--- Start of ENTRIES ---

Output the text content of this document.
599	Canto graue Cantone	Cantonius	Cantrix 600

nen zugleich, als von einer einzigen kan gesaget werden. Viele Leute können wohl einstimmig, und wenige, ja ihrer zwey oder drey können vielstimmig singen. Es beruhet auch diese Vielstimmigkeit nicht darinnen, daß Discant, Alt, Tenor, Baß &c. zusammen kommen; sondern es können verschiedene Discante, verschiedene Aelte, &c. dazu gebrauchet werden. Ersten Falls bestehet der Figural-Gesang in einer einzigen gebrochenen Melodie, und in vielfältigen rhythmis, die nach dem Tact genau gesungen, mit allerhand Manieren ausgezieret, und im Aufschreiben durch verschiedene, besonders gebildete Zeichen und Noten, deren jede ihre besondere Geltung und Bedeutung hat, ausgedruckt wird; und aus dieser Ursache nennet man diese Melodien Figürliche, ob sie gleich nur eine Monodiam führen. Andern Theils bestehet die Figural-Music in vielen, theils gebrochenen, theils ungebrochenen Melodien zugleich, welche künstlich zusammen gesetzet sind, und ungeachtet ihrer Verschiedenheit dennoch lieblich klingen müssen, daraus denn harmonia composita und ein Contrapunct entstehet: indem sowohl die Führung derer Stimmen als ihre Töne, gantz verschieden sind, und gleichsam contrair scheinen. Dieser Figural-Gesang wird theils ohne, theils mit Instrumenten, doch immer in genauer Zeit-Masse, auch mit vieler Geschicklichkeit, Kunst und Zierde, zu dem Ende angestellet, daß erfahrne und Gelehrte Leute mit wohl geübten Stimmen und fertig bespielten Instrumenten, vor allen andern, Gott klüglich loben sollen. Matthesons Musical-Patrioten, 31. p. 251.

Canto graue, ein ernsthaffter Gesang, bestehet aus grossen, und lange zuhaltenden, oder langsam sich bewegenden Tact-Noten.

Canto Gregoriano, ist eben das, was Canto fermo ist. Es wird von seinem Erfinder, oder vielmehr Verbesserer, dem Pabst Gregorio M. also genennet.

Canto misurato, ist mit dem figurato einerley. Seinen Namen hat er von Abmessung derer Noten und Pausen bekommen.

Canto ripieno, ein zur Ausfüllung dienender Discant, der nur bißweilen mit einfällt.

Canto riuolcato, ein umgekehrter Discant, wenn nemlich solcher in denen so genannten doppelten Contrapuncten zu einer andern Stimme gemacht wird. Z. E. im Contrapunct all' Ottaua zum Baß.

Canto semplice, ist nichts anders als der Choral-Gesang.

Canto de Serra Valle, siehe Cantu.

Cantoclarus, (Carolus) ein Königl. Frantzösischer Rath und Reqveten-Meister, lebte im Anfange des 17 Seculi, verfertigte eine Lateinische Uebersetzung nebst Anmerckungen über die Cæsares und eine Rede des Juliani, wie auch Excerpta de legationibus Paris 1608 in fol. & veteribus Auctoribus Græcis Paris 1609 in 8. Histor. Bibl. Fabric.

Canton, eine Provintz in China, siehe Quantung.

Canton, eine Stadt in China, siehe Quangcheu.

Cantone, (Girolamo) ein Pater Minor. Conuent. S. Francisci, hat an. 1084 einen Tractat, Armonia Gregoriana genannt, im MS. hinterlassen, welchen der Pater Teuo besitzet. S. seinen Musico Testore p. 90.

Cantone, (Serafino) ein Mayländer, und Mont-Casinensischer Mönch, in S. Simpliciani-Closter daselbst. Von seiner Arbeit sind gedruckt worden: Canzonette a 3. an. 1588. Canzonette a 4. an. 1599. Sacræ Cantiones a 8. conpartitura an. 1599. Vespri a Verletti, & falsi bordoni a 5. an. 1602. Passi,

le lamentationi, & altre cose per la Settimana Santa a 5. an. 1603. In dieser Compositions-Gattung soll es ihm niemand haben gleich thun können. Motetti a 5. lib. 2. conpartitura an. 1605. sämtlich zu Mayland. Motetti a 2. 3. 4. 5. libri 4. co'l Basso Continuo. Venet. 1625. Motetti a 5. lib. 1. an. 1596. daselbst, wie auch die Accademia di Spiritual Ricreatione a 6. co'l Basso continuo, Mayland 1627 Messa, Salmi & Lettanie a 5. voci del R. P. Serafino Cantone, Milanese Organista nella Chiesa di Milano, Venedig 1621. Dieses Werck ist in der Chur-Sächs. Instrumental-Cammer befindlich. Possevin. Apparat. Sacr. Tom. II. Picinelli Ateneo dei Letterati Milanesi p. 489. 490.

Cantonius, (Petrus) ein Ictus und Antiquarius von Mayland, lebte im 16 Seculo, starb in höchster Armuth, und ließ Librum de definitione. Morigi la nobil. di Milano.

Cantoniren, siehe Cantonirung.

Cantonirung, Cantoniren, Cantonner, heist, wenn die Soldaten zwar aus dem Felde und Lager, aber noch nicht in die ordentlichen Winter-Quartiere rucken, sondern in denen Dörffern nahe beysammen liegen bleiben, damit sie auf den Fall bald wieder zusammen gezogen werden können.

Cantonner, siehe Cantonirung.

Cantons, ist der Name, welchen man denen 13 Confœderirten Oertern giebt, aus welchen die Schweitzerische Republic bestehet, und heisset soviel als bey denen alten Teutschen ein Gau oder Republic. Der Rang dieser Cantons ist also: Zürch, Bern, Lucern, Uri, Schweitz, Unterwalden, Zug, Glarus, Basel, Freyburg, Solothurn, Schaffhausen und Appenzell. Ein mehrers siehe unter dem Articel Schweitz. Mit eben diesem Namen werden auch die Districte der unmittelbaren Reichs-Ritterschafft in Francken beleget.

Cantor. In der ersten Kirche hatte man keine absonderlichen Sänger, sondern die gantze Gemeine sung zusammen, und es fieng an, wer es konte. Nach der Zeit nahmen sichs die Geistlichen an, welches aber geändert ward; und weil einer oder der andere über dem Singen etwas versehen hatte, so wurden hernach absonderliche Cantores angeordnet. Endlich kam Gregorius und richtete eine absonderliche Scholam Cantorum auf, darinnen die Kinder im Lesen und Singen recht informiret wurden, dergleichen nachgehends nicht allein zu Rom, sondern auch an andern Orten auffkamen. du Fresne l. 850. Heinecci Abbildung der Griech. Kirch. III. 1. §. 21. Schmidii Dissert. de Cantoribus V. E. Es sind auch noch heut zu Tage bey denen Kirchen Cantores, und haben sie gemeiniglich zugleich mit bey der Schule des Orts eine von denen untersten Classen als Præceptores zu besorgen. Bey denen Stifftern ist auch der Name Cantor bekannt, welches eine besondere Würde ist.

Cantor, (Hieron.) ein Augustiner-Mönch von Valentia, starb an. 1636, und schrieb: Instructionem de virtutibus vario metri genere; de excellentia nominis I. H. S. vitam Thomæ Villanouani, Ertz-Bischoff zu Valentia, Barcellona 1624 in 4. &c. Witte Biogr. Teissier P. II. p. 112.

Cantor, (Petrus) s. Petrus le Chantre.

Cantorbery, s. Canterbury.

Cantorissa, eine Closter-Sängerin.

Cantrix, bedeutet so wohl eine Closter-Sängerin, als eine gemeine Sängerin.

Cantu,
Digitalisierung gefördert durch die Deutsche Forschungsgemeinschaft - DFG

--- End of ENTRIES ---
--- Start of ENTRIES ---

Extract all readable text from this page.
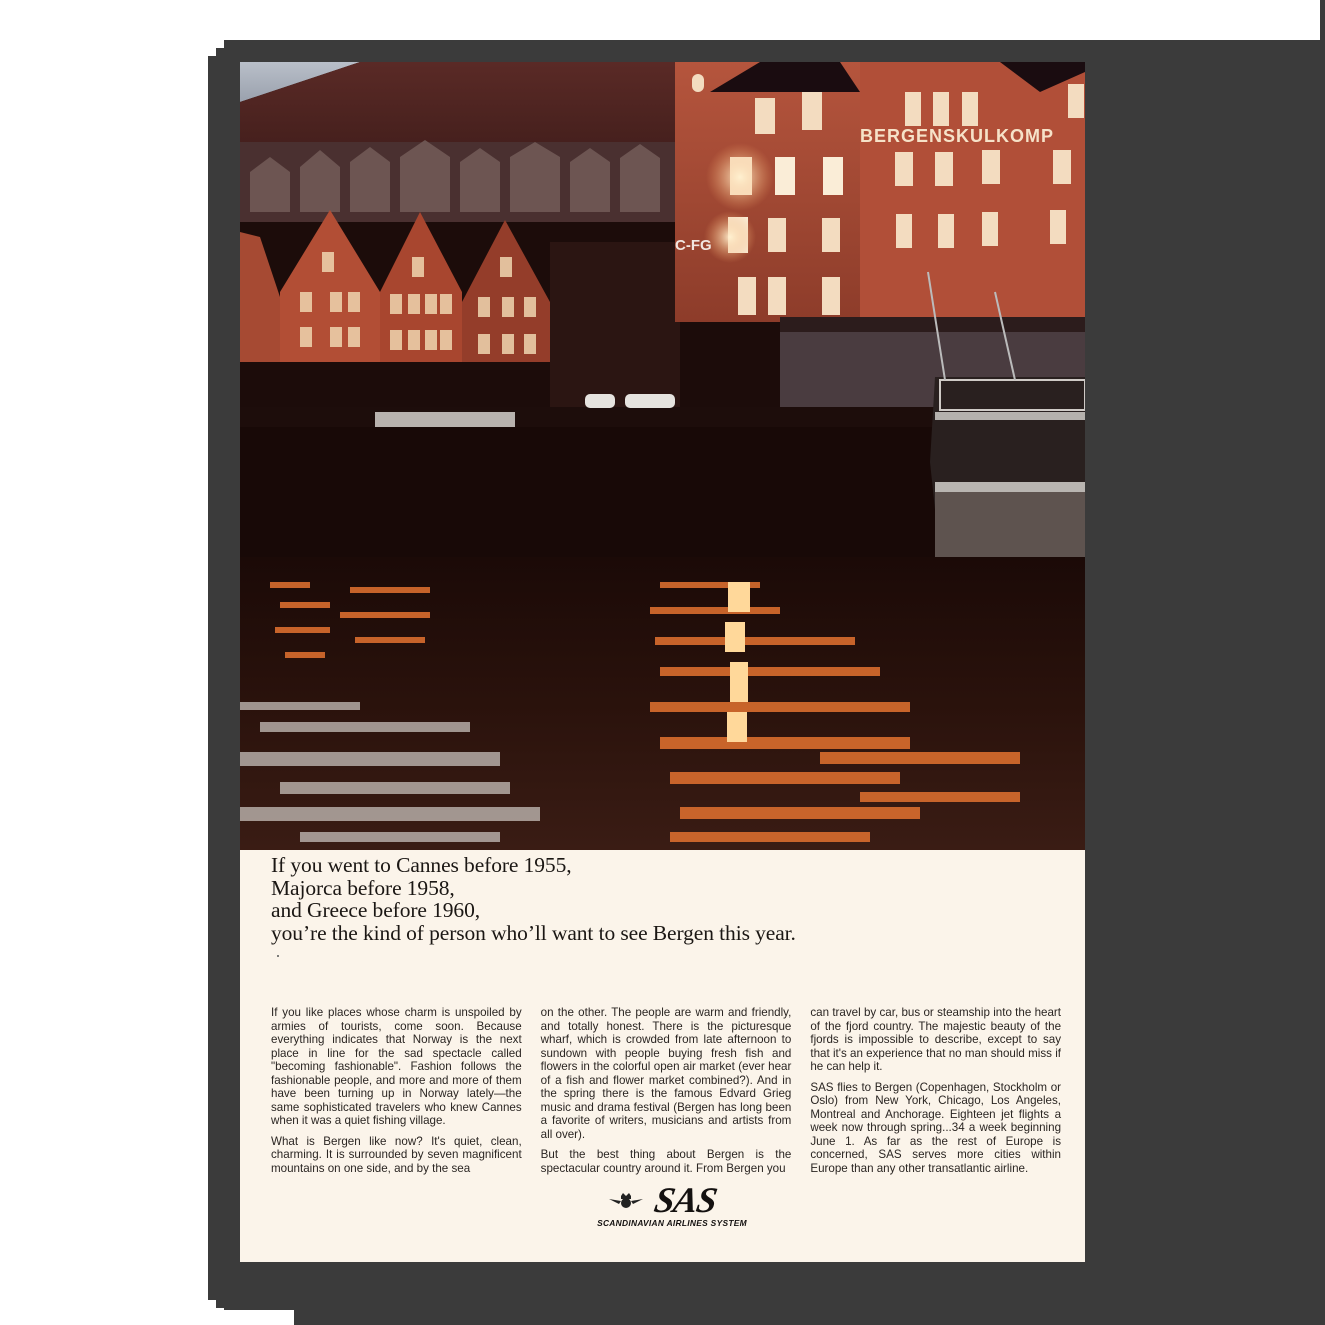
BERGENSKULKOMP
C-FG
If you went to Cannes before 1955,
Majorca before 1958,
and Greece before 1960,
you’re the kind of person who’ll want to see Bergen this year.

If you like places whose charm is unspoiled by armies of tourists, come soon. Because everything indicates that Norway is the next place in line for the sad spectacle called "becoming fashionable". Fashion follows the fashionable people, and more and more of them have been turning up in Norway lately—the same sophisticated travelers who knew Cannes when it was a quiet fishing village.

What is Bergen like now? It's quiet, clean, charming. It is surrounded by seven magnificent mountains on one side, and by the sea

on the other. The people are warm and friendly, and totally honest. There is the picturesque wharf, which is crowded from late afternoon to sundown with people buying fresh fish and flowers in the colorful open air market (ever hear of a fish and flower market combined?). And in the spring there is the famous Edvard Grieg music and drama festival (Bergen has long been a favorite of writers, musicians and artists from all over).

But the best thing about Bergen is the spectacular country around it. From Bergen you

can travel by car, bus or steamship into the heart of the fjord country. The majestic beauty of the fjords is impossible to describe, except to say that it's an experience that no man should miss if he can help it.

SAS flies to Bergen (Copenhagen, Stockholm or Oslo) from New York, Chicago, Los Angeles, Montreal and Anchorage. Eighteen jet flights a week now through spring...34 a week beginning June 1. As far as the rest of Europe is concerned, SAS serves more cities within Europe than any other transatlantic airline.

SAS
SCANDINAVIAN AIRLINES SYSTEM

--- End of ENTRIES ---
--- Start of ENTRIES ---

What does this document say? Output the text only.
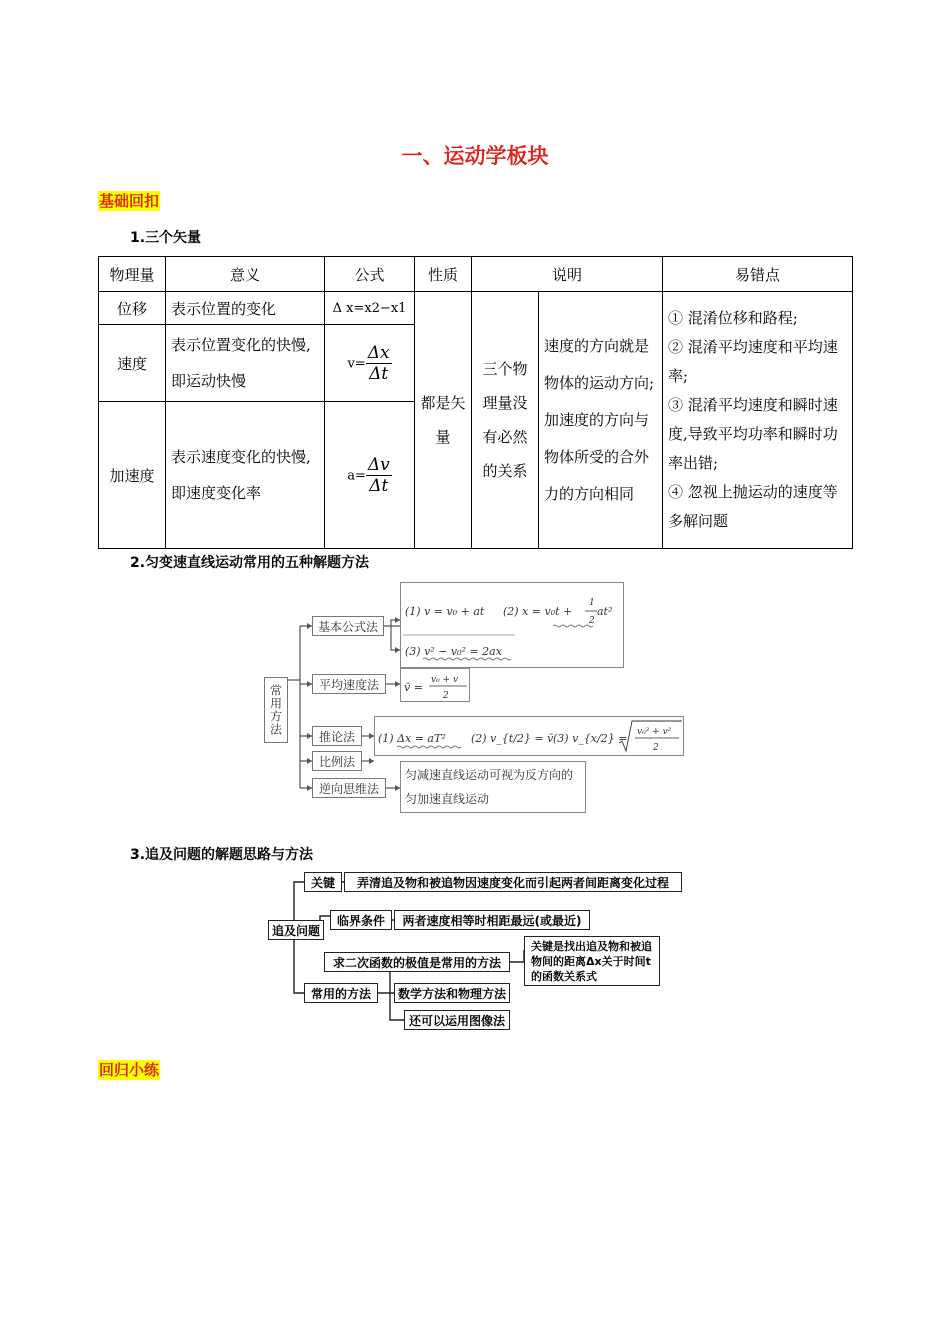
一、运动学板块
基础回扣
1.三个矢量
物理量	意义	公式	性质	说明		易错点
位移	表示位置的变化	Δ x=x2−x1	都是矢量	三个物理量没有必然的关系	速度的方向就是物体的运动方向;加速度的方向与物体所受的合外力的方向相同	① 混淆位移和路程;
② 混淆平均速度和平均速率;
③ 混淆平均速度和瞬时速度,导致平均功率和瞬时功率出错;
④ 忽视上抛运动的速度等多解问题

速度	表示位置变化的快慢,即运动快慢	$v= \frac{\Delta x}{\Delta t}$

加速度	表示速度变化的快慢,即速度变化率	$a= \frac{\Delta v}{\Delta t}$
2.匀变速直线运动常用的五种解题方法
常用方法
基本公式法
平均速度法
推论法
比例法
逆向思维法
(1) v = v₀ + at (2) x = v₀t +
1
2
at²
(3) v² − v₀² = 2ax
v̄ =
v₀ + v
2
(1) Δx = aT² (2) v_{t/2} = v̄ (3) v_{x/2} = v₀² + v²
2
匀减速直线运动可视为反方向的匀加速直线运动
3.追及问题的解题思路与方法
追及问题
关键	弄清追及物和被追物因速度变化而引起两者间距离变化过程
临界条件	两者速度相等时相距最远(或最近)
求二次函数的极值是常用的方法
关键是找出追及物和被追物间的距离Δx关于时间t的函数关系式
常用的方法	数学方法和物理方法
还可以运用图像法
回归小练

--- End of ENTRIES ---

_DO THIS:_ Copy each line from the records above that includes the string "frac".

_EXERCISE ANSWER:_
速度	表示位置变化的快慢,即运动快慢	$v= \frac{\Delta x}{\Delta t}$
加速度	表示速度变化的快慢,即速度变化率	$a= \frac{\Delta v}{\Delta t}$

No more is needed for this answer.